Records that describe figures:

----

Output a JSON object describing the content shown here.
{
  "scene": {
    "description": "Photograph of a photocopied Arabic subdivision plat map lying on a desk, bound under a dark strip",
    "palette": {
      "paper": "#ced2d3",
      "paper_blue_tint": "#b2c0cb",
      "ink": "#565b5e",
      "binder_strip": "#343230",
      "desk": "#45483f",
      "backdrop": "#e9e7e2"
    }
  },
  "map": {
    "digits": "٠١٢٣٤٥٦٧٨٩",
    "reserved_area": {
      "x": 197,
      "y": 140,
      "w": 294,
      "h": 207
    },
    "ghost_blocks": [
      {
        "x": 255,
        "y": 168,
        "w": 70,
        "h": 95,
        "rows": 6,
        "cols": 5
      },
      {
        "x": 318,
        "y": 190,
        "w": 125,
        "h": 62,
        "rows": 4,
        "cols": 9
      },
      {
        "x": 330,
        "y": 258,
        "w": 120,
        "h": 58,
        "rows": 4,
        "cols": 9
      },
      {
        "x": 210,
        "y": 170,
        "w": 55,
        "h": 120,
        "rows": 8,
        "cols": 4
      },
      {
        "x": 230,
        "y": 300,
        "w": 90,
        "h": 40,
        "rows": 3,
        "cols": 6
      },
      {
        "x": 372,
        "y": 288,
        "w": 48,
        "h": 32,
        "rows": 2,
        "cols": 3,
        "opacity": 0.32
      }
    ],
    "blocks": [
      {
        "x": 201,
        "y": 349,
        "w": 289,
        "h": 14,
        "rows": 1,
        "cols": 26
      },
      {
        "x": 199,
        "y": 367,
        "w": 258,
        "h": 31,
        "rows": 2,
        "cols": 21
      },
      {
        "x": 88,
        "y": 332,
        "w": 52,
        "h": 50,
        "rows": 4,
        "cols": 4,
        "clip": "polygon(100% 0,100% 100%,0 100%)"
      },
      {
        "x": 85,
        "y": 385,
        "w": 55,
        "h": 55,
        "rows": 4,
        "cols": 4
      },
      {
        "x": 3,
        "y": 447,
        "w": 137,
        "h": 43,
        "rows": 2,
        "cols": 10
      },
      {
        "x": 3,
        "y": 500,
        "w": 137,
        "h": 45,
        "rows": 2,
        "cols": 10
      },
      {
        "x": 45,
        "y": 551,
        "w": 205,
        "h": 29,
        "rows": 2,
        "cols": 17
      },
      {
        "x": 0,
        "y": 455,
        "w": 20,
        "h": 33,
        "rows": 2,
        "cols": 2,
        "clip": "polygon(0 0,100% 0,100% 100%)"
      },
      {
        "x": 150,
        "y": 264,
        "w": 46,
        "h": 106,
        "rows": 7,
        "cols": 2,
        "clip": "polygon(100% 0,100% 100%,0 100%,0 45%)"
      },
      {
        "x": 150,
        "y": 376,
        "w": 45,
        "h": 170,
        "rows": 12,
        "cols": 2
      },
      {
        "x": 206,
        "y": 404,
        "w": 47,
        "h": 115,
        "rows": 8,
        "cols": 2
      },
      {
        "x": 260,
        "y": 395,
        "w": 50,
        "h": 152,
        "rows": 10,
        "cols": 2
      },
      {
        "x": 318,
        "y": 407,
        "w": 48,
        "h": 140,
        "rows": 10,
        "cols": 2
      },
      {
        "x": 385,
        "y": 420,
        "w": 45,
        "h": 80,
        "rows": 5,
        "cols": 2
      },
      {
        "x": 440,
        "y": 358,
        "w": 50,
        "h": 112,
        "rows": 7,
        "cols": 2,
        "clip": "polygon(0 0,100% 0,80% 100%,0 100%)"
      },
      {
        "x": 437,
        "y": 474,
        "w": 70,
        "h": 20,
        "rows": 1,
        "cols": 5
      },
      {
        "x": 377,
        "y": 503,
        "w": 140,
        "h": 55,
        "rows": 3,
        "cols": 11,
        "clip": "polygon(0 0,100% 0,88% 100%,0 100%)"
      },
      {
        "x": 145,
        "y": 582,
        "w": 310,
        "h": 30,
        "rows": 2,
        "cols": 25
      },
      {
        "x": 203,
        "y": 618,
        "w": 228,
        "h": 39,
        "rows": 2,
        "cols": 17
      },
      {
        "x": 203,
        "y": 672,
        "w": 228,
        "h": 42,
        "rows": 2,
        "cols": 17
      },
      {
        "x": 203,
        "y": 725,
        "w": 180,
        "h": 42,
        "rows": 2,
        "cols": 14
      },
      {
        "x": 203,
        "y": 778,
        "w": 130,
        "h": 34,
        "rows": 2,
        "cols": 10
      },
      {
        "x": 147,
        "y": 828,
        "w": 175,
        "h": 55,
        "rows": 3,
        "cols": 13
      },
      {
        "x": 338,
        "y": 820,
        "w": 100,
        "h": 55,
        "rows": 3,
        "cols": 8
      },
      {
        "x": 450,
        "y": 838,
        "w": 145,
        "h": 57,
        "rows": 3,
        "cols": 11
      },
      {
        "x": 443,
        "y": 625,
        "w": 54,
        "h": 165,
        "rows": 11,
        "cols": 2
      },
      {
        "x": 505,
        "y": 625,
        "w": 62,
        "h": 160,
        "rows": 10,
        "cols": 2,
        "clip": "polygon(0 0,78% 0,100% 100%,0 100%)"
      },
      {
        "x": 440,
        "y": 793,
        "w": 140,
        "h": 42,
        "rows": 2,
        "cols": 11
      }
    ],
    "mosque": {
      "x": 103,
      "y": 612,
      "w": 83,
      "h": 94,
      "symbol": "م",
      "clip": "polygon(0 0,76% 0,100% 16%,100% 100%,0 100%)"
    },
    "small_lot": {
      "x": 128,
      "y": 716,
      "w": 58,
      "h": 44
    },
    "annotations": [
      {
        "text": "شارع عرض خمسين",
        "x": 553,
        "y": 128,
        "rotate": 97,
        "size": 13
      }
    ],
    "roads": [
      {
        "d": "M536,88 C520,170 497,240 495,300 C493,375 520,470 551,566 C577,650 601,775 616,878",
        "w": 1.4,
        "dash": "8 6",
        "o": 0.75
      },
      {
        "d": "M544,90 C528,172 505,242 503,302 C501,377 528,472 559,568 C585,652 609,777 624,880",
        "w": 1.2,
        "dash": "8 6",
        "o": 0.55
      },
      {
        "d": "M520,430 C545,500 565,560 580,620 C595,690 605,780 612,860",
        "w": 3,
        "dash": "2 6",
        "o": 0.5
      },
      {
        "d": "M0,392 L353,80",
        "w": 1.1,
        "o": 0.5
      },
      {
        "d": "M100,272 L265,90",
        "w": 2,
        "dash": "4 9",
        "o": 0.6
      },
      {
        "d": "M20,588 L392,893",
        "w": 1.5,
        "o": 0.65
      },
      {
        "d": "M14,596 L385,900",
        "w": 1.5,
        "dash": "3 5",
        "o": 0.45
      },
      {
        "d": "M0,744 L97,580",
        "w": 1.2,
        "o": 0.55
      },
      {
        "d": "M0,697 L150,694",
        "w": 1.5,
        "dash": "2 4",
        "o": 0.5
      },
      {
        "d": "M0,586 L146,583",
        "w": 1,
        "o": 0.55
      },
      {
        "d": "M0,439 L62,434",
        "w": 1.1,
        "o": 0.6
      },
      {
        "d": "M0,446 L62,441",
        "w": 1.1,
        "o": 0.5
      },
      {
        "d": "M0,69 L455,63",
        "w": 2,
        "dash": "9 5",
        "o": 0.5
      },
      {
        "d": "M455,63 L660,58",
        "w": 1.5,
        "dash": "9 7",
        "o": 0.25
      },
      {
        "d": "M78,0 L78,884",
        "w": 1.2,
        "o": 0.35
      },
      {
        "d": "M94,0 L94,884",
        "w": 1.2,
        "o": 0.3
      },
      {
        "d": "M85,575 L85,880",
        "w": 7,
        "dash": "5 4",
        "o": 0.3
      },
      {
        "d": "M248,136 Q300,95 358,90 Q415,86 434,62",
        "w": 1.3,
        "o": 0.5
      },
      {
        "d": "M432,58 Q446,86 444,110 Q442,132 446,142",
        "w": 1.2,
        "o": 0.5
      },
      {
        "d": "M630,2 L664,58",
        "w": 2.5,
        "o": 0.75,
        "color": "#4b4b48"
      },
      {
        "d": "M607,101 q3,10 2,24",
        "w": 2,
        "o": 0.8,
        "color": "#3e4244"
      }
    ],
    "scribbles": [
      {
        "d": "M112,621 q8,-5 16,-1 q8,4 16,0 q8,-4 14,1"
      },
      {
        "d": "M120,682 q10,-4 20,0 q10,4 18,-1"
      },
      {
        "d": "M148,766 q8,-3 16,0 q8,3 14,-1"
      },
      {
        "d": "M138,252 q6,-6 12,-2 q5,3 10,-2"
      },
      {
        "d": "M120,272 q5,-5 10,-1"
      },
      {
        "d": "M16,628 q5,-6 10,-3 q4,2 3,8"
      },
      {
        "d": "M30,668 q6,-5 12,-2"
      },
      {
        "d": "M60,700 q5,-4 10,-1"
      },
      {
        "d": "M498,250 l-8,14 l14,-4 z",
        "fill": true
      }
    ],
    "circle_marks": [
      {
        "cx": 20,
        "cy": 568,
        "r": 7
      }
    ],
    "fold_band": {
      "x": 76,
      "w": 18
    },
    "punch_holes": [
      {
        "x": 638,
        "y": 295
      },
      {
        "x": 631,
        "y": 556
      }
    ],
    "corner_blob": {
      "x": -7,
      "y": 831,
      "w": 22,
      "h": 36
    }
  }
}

----

Task
Tally how many lines of the material contain the word "desk". The answer must be the number and nothing else.

Correct answer
2